Reproduce each of the following lines without any changes.

---------- Data to use

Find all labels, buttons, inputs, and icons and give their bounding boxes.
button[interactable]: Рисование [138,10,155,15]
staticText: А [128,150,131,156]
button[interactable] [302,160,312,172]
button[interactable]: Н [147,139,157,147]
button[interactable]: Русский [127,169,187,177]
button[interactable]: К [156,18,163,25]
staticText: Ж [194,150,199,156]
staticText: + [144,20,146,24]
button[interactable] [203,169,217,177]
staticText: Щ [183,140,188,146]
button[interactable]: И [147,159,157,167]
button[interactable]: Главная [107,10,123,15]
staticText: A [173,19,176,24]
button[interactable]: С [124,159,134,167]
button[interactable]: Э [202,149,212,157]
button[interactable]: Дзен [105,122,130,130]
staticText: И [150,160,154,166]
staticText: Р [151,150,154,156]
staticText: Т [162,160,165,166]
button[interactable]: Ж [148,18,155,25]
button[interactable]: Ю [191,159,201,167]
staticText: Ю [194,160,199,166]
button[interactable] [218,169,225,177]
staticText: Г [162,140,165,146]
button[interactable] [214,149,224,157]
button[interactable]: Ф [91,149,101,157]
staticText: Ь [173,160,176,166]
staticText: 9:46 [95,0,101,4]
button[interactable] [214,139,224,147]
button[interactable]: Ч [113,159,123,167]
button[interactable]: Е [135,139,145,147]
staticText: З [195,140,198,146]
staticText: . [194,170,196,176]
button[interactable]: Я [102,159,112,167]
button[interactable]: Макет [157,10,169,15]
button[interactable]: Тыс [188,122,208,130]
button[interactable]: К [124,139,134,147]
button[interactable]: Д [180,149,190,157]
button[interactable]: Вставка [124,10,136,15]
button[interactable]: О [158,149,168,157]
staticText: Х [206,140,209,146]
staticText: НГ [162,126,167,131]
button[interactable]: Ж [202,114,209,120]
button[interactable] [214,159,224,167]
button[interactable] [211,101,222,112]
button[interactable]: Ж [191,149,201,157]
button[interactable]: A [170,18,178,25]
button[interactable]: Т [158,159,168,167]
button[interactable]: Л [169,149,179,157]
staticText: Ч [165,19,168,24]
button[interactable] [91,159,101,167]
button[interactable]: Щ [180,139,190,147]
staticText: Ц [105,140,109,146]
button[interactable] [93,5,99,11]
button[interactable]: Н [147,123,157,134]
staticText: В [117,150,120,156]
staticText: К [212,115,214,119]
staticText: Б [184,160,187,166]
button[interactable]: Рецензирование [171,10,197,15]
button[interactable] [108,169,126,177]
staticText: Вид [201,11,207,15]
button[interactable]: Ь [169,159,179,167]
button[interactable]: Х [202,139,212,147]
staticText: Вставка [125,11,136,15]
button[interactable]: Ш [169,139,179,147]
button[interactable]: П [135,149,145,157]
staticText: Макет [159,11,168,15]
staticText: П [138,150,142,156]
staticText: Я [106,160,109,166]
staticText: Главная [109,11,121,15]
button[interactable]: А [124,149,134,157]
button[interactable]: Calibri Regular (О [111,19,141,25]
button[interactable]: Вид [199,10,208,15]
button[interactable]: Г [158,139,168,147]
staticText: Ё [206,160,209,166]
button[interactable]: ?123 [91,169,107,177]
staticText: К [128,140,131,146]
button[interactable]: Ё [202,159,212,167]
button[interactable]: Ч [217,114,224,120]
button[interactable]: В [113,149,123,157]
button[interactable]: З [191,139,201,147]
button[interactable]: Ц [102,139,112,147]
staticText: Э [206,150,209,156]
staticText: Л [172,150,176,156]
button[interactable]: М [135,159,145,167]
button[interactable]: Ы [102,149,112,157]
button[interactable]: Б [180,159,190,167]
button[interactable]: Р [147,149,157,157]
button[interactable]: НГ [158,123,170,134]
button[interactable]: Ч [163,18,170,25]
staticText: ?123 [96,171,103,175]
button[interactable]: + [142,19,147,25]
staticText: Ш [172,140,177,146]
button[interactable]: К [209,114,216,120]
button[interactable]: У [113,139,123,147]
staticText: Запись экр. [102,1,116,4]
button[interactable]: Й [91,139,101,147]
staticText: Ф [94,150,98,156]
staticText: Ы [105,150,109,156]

--------------------

▶ Written answer
Find all labels, buttons, inputs, and icons and give their bounding boxes.
button[interactable]: Рисование [138,10,155,15]
staticText: А [128,150,131,156]
button[interactable] [302,160,312,172]
button[interactable]: Н [147,139,157,147]
button[interactable]: Русский [127,169,187,177]
button[interactable]: К [156,18,163,25]
staticText: Ж [194,150,199,156]
staticText: + [144,20,146,24]
button[interactable] [203,169,217,177]
staticText: Щ [183,140,188,146]
button[interactable]: И [147,159,157,167]
button[interactable]: Главная [107,10,123,15]
staticText: A [173,19,176,24]
button[interactable]: С [124,159,134,167]
button[interactable]: Э [202,149,212,157]
button[interactable]: Дзен [105,122,130,130]
staticText: И [150,160,154,166]
staticText: Р [151,150,154,156]
staticText: Т [162,160,165,166]
button[interactable]: Ж [148,18,155,25]
button[interactable]: Ю [191,159,201,167]
staticText: Ю [194,160,199,166]
button[interactable] [218,169,225,177]
staticText: Г [162,140,165,146]
button[interactable] [214,149,224,157]
button[interactable]: Ф [91,149,101,157]
staticText: Ь [173,160,176,166]
staticText: 9:46 [95,0,101,4]
button[interactable] [214,139,224,147]
button[interactable]: Ч [113,159,123,167]
button[interactable]: Е [135,139,145,147]
staticText: З [195,140,198,146]
staticText: . [194,170,196,176]
button[interactable]: Я [102,159,112,167]
button[interactable]: Макет [157,10,169,15]
button[interactable]: Тыс [188,122,208,130]
button[interactable]: К [124,139,134,147]
button[interactable]: Д [180,149,190,157]
button[interactable]: Вставка [124,10,136,15]
button[interactable]: О [158,149,168,157]
staticText: Х [206,140,209,146]
staticText: НГ [162,126,167,131]
button[interactable]: Ж [202,114,209,120]
button[interactable] [214,159,224,167]
button[interactable] [211,101,222,112]
button[interactable]: Ж [191,149,201,157]
button[interactable]: A [170,18,178,25]
button[interactable]: Т [158,159,168,167]
button[interactable]: Л [169,149,179,157]
staticText: Ч [165,19,168,24]
button[interactable] [91,159,101,167]
button[interactable]: Щ [180,139,190,147]
staticText: Ц [105,140,109,146]
button[interactable] [93,5,99,11]
button[interactable]: Н [147,123,157,134]
staticText: В [117,150,120,156]
staticText: К [212,115,214,119]
staticText: Б [184,160,187,166]
button[interactable]: Рецензирование [171,10,197,15]
button[interactable] [108,169,126,177]
staticText: Вид [201,11,207,15]
button[interactable]: Ь [169,159,179,167]
button[interactable]: Х [202,139,212,147]
staticText: Вставка [125,11,136,15]
button[interactable]: Ш [169,139,179,147]
button[interactable]: П [135,149,145,157]
staticText: Макет [159,11,168,15]
staticText: П [138,150,142,156]
staticText: Я [106,160,109,166]
staticText: Главная [109,11,121,15]
button[interactable]: А [124,149,134,157]
button[interactable]: Calibri Regular (О [111,19,141,25]
button[interactable]: Вид [199,10,208,15]
button[interactable]: Г [158,139,168,147]
staticText: Ё [206,160,209,166]
button[interactable]: ?123 [91,169,107,177]
staticText: К [128,140,131,146]
button[interactable]: Ё [202,159,212,167]
button[interactable]: Ч [217,114,224,120]
button[interactable]: В [113,149,123,157]
button[interactable]: З [191,139,201,147]
button[interactable]: Ц [102,139,112,147]
staticText: Э [206,150,209,156]
staticText: Л [172,150,176,156]
button[interactable]: М [135,159,145,167]
button[interactable]: Ы [102,149,112,157]
button[interactable]: Б [180,159,190,167]
button[interactable]: Р [147,149,157,157]
button[interactable]: НГ [158,123,170,134]
button[interactable]: Ч [163,18,170,25]
staticText: ?123 [96,171,103,175]
button[interactable]: + [142,19,147,25]
staticText: Ш [172,140,177,146]
button[interactable]: К [209,114,216,120]
button[interactable]: У [113,139,123,147]
staticText: Запись экр. [102,1,116,4]
button[interactable]: Й [91,139,101,147]
staticText: Ф [94,150,98,156]
staticText: Ы [105,150,109,156]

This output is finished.